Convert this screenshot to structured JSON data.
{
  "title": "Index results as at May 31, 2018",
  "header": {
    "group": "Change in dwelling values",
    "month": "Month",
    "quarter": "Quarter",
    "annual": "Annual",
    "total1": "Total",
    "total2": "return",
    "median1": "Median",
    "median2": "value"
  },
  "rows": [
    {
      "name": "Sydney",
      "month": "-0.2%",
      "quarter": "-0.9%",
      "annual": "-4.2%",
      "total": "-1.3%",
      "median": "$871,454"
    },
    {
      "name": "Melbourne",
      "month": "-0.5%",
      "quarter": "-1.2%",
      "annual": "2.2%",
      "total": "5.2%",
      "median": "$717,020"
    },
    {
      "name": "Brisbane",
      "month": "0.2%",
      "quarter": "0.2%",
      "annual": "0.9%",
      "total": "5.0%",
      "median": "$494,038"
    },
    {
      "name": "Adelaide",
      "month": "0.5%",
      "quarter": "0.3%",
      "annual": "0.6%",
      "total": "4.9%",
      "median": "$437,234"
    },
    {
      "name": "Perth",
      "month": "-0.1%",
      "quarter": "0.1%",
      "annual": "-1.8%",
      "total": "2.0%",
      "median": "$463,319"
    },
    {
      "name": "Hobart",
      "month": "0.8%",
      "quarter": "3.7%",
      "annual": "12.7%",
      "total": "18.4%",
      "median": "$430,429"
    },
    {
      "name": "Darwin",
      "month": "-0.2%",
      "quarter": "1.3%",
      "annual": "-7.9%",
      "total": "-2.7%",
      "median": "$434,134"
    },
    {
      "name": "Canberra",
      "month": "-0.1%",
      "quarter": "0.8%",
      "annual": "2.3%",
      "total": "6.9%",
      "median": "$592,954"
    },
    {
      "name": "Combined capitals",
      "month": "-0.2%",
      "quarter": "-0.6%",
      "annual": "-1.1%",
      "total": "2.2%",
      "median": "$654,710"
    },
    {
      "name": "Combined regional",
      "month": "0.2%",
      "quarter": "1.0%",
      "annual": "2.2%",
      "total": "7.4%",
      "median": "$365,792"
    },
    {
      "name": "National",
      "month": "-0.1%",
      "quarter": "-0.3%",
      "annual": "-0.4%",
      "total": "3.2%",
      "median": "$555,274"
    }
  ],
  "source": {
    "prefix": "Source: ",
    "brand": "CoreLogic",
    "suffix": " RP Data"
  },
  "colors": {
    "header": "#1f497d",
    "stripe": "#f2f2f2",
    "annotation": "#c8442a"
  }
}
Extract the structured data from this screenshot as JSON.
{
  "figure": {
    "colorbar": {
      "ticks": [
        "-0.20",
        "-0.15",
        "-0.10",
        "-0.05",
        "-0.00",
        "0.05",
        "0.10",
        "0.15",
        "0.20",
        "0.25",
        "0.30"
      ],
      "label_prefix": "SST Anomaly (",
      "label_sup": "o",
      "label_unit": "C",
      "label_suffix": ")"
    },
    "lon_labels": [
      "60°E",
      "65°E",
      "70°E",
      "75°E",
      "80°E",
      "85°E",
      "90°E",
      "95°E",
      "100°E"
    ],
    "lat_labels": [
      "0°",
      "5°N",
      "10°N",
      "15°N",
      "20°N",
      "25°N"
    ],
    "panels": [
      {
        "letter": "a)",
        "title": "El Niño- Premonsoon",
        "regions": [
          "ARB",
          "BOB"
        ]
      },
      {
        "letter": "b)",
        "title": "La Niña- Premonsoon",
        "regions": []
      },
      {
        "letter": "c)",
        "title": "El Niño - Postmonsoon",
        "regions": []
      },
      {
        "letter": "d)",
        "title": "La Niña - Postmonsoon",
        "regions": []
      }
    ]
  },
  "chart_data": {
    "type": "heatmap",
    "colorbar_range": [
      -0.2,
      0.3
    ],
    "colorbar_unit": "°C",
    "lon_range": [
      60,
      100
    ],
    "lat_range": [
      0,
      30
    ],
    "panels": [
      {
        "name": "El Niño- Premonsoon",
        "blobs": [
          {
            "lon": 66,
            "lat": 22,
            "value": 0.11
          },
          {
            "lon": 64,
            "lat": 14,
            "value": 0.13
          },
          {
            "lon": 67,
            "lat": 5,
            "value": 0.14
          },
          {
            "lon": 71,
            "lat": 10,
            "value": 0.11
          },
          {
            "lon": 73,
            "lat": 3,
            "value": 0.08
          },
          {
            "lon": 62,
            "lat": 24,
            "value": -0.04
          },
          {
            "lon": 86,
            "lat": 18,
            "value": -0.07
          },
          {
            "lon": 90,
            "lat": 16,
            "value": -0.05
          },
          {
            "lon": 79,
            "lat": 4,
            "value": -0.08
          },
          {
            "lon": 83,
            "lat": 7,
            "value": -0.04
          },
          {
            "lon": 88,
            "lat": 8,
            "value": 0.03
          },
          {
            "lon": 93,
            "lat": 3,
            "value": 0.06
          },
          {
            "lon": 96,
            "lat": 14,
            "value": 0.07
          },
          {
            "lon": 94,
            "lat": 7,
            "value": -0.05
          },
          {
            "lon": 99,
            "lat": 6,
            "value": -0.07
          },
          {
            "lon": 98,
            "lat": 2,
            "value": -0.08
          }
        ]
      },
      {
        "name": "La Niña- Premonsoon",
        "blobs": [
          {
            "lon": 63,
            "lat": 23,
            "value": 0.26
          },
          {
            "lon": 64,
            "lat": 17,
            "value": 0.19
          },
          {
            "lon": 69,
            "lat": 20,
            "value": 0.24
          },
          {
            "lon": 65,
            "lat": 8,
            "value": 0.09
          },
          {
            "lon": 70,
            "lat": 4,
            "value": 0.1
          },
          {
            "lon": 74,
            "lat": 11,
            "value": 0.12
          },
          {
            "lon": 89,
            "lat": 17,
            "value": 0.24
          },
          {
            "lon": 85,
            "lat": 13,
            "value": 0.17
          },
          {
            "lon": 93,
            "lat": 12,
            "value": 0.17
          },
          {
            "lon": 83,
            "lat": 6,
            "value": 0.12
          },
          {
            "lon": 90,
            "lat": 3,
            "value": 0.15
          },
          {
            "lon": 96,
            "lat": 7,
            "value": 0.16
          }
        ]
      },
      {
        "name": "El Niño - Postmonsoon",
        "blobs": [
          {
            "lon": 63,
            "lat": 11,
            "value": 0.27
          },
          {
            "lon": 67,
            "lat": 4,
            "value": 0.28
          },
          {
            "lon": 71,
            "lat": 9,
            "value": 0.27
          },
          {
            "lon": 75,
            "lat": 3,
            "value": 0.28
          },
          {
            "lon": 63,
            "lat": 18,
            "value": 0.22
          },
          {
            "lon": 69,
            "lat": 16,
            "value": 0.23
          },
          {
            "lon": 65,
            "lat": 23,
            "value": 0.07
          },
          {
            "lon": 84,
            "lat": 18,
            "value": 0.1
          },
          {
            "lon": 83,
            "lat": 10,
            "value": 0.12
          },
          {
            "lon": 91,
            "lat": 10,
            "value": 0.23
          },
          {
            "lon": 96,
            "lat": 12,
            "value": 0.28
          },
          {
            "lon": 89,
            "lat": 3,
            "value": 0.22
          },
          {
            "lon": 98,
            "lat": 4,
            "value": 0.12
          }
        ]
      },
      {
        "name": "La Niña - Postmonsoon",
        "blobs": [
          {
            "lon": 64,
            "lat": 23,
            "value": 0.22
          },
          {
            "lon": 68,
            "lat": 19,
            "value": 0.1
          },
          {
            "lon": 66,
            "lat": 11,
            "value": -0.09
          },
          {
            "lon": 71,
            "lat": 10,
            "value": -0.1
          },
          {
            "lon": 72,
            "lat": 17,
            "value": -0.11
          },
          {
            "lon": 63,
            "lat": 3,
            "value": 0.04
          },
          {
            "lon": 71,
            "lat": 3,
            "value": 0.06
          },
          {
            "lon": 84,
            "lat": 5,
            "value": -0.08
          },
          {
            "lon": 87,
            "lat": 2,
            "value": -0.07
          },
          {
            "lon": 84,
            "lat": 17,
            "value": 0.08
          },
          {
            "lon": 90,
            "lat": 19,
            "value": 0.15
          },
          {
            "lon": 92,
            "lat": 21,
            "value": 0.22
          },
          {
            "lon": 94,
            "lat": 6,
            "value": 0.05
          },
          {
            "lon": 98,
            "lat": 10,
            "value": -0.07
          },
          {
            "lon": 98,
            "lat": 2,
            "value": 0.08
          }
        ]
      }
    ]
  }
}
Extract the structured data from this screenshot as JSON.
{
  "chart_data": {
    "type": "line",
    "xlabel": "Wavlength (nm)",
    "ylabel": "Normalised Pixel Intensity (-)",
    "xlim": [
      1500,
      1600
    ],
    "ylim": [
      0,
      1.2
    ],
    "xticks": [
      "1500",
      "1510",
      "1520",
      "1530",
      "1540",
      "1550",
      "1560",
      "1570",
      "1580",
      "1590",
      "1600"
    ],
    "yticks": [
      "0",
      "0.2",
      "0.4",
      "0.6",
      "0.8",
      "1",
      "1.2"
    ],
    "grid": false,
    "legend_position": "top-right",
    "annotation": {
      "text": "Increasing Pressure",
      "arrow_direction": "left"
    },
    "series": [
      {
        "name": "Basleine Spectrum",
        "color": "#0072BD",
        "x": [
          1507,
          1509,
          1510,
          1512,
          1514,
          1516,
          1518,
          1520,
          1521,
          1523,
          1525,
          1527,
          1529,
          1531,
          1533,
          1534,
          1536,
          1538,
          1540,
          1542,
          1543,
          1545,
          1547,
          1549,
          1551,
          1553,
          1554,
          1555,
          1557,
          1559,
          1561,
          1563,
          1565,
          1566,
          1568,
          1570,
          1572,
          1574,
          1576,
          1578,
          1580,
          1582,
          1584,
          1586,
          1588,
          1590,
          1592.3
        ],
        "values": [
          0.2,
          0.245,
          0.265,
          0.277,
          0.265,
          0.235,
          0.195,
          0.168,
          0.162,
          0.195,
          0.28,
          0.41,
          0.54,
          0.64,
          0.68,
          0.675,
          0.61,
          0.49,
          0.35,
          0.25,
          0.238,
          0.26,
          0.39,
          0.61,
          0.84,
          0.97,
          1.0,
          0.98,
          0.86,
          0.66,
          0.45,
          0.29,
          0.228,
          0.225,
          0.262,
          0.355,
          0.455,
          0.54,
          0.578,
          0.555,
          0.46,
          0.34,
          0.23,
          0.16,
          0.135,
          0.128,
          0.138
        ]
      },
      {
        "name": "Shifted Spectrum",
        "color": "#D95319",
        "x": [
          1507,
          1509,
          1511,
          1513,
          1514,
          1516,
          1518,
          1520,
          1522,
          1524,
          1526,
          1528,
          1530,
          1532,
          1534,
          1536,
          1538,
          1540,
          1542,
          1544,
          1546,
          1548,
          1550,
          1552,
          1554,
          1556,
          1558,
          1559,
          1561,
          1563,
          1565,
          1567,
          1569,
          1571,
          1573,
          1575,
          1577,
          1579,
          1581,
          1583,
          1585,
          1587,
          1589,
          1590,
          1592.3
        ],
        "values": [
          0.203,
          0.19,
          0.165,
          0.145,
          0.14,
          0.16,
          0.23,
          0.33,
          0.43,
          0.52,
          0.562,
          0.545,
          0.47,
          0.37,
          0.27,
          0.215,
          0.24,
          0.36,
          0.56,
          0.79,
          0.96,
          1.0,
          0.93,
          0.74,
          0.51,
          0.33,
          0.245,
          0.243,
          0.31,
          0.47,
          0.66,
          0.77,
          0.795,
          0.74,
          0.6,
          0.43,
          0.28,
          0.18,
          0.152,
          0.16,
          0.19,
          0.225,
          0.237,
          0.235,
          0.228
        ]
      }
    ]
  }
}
■ ■ ■ ■ ■
INSTRUCTIONS FOR THE TASK:
Copy each line of the preceding data that contains the string "annual".

FULL SOLUTION:
    "annual": "Annual",
      "annual": "-4.2%",
      "annual": "2.2%",
      "annual": "0.9%",
      "annual": "0.6%",
      "annual": "-1.8%",
      "annual": "12.7%",
      "annual": "-7.9%",
      "annual": "2.3%",
      "annual": "-1.1%",
      "annual": "2.2%",
      "annual": "-0.4%",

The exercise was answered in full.